**STATED GOAL:** Return each line holding the string "price".

**Collected data entries:**
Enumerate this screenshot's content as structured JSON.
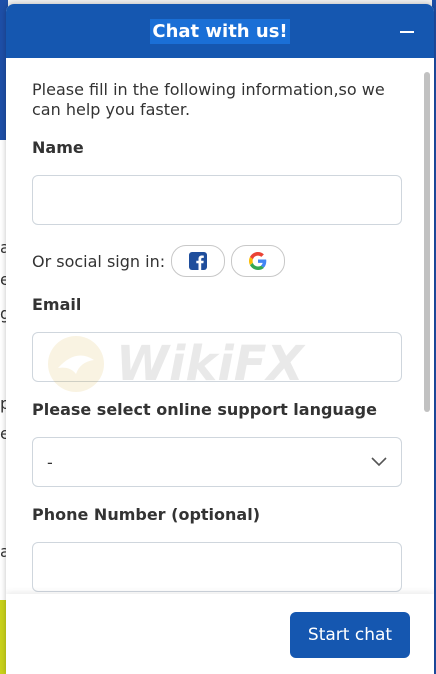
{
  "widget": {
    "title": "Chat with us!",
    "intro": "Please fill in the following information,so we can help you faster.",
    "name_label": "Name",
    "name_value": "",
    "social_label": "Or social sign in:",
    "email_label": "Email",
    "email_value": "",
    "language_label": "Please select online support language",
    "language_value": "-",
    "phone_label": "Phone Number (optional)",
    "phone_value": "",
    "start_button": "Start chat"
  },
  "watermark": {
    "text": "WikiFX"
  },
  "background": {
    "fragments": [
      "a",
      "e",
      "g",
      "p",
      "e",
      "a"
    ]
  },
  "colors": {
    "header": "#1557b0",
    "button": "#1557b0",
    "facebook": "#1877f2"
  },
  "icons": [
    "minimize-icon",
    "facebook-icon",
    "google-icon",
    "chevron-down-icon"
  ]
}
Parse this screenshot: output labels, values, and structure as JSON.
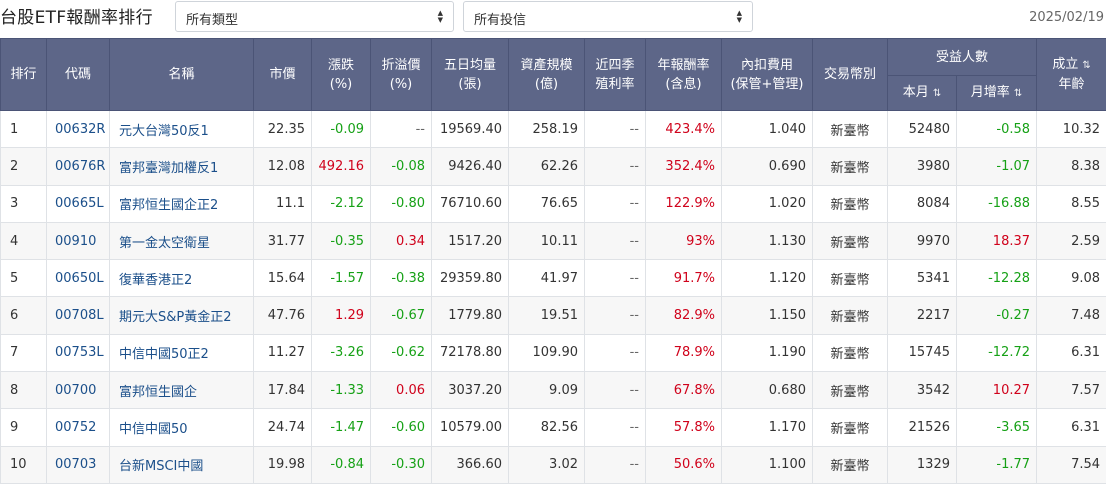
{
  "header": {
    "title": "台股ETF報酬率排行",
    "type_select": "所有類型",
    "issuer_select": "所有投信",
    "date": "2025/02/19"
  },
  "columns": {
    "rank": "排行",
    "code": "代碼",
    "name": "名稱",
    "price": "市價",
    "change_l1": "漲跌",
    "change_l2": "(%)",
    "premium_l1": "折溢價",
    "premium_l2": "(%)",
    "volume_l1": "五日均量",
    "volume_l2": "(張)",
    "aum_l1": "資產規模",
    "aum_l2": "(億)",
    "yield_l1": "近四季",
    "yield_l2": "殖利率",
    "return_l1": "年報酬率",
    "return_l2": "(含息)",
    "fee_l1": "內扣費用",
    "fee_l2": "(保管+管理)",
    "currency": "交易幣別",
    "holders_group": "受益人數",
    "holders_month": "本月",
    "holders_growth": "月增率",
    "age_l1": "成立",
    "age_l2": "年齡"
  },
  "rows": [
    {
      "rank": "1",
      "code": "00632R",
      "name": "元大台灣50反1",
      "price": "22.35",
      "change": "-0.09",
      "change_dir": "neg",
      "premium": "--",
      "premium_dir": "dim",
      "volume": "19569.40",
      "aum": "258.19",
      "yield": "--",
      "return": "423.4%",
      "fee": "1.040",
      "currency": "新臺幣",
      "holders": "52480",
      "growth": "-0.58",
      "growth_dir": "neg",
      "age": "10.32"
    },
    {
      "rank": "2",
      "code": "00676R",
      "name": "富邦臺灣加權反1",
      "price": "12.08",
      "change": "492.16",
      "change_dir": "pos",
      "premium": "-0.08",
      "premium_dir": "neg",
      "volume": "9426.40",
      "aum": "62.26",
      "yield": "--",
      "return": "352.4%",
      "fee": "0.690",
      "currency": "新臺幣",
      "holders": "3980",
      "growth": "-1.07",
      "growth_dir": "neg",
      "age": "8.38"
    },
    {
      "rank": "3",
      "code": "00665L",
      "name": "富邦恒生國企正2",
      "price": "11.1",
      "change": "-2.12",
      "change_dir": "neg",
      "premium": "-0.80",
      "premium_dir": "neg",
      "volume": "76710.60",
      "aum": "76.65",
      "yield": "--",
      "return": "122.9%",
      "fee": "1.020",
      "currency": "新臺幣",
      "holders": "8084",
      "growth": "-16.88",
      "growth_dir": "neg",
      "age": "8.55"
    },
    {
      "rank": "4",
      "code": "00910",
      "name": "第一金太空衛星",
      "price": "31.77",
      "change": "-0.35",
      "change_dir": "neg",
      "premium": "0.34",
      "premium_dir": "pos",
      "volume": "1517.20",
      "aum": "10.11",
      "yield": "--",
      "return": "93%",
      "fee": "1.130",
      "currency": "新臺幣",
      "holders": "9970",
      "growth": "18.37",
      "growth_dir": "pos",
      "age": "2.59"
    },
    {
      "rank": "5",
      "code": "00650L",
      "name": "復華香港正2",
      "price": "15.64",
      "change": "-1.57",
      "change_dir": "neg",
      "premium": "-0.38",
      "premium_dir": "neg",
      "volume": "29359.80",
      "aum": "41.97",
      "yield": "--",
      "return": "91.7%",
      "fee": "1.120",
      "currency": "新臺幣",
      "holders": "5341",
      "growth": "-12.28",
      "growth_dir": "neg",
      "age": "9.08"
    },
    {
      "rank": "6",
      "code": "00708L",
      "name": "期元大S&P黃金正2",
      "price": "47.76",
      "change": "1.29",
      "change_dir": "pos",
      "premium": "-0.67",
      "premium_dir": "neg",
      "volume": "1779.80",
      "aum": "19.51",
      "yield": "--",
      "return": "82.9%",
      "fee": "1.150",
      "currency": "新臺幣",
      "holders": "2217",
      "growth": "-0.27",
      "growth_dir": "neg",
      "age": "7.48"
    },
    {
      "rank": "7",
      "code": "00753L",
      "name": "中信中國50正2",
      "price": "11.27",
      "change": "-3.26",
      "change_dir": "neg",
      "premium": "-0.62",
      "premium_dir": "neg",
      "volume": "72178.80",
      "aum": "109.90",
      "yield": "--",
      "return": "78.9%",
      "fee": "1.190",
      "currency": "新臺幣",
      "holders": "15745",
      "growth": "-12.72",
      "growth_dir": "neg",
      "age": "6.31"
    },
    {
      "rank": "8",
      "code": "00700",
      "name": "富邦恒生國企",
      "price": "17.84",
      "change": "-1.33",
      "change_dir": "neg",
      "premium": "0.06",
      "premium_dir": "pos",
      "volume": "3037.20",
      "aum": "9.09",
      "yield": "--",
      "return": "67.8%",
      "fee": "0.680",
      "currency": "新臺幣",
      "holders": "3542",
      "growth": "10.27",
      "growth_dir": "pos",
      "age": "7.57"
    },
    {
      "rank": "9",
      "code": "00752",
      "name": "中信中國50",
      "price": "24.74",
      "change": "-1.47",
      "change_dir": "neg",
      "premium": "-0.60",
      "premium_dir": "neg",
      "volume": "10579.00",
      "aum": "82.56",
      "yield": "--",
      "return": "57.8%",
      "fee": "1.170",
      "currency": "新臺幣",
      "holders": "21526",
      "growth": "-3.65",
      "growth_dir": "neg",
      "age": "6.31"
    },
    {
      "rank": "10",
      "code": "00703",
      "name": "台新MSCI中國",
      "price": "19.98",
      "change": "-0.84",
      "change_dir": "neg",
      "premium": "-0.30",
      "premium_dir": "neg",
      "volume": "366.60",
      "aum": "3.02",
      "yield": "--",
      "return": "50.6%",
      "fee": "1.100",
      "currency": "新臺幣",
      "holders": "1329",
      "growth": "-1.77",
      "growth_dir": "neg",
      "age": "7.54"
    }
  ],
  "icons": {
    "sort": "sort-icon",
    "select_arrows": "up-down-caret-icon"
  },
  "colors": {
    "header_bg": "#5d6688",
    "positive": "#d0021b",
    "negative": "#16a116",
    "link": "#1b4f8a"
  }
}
...
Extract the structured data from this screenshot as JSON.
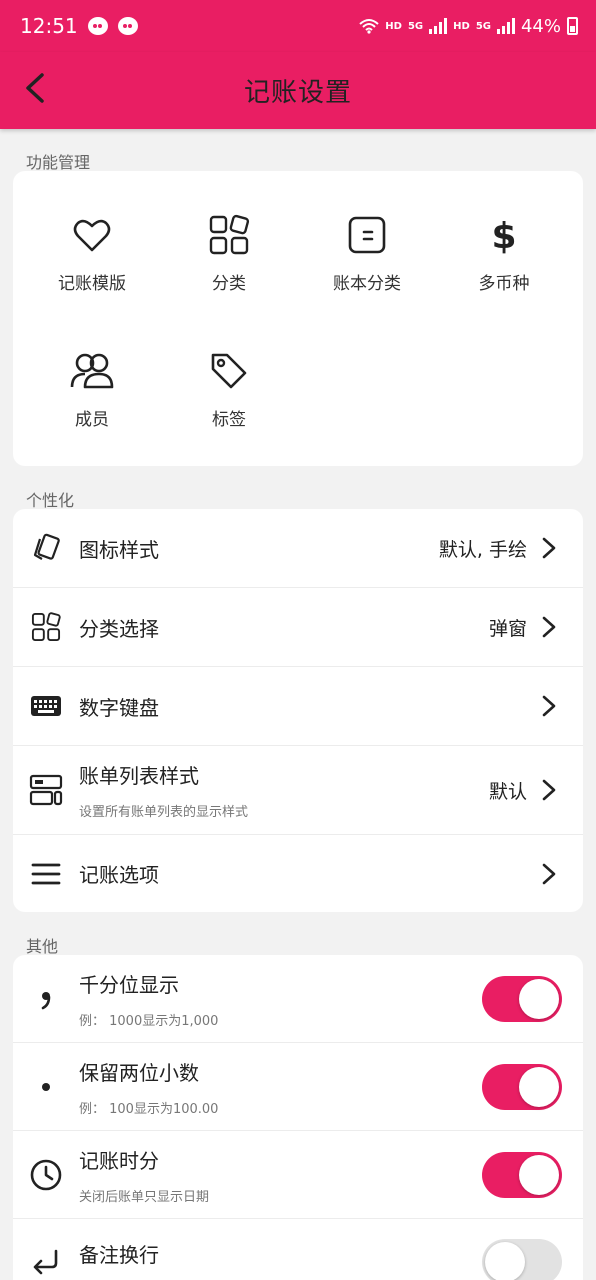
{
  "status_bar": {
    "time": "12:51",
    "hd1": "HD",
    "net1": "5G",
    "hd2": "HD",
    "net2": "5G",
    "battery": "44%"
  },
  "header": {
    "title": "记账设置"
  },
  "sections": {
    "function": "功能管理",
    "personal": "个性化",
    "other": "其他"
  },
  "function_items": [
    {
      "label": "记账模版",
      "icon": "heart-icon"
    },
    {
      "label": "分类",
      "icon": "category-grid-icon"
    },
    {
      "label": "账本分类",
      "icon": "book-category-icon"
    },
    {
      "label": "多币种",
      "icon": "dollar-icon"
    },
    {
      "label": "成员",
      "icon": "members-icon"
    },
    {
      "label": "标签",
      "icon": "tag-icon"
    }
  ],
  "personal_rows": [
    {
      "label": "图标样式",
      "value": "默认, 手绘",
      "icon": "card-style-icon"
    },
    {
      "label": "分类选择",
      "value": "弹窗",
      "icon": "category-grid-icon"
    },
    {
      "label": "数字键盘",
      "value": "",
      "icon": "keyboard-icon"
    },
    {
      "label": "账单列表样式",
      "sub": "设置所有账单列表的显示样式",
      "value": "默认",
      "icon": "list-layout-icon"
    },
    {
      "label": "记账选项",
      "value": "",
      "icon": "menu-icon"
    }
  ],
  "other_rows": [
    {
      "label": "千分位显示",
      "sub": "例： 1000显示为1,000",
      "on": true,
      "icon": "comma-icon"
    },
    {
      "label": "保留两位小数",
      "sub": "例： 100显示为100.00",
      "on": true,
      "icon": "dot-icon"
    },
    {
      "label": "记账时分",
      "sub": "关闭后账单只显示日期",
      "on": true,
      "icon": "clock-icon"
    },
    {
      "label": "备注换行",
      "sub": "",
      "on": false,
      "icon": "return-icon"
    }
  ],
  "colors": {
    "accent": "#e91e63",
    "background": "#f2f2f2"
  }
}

**CORRECT RESULT:**
    "price": "市價",
      "price": "22.35",
      "price": "12.08",
      "price": "11.1",
      "price": "31.77",
      "price": "15.64",
      "price": "47.76",
      "price": "11.27",
      "price": "17.84",
      "price": "24.74",
      "price": "19.98",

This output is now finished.